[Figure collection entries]

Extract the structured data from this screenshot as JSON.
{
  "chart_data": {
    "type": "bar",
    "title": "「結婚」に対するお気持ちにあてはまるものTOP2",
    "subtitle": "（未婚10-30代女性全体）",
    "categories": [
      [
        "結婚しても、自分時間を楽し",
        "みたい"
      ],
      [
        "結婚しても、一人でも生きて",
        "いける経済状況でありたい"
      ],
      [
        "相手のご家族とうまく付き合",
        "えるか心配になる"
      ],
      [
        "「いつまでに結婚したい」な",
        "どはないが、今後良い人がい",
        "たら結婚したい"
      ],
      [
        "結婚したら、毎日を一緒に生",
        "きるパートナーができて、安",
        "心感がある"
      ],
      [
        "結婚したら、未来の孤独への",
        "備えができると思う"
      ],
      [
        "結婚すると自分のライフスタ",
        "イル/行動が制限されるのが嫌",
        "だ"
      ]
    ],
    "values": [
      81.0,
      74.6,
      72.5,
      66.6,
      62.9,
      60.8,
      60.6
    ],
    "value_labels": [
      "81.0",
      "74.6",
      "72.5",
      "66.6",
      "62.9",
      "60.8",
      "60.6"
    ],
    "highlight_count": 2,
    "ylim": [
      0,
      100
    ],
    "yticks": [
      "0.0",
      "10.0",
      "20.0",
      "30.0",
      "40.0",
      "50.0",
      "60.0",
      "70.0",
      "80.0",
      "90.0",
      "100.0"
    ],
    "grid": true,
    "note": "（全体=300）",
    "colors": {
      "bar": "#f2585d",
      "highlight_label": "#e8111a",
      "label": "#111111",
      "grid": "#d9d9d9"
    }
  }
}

WHAT YOU SHOULD DO. Reproduce all data above, unchanged.

FINISHED ANSWER.
Extract the structured data from this screenshot as JSON.
{
  "chart_data": {
    "type": "bar",
    "title": "「結婚」に対するお気持ちにあてはまるものTOP2",
    "subtitle": "（未婚10-30代女性全体）",
    "categories": [
      [
        "結婚しても、自分時間を楽し",
        "みたい"
      ],
      [
        "結婚しても、一人でも生きて",
        "いける経済状況でありたい"
      ],
      [
        "相手のご家族とうまく付き合",
        "えるか心配になる"
      ],
      [
        "「いつまでに結婚したい」な",
        "どはないが、今後良い人がい",
        "たら結婚したい"
      ],
      [
        "結婚したら、毎日を一緒に生",
        "きるパートナーができて、安",
        "心感がある"
      ],
      [
        "結婚したら、未来の孤独への",
        "備えができると思う"
      ],
      [
        "結婚すると自分のライフスタ",
        "イル/行動が制限されるのが嫌",
        "だ"
      ]
    ],
    "values": [
      81.0,
      74.6,
      72.5,
      66.6,
      62.9,
      60.8,
      60.6
    ],
    "value_labels": [
      "81.0",
      "74.6",
      "72.5",
      "66.6",
      "62.9",
      "60.8",
      "60.6"
    ],
    "highlight_count": 2,
    "ylim": [
      0,
      100
    ],
    "yticks": [
      "0.0",
      "10.0",
      "20.0",
      "30.0",
      "40.0",
      "50.0",
      "60.0",
      "70.0",
      "80.0",
      "90.0",
      "100.0"
    ],
    "grid": true,
    "note": "（全体=300）",
    "colors": {
      "bar": "#f2585d",
      "highlight_label": "#e8111a",
      "label": "#111111",
      "grid": "#d9d9d9"
    }
  }
}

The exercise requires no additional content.